### Records for the task

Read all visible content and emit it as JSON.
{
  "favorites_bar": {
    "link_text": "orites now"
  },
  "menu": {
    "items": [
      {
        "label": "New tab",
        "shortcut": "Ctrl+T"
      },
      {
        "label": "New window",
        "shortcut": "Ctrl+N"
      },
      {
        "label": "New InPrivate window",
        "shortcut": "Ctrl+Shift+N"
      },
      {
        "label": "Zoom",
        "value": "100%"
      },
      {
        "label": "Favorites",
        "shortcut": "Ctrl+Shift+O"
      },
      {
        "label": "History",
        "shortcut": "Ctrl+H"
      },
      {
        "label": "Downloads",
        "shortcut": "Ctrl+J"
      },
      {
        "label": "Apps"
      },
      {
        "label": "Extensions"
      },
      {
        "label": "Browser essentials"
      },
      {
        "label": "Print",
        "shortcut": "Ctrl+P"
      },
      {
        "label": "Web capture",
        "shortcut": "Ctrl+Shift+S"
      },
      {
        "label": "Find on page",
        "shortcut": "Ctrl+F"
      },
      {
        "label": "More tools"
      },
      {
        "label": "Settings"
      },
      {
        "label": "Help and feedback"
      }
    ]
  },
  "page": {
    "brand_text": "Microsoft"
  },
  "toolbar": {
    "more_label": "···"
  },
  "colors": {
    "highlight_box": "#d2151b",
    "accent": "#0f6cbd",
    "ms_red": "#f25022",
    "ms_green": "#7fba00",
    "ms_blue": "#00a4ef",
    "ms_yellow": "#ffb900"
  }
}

######

Within the listing above, find every line containing the string "Shift" and return it.

Reply:
        "shortcut": "Ctrl+Shift+N"
        "shortcut": "Ctrl+Shift+O"
        "shortcut": "Ctrl+Shift+S"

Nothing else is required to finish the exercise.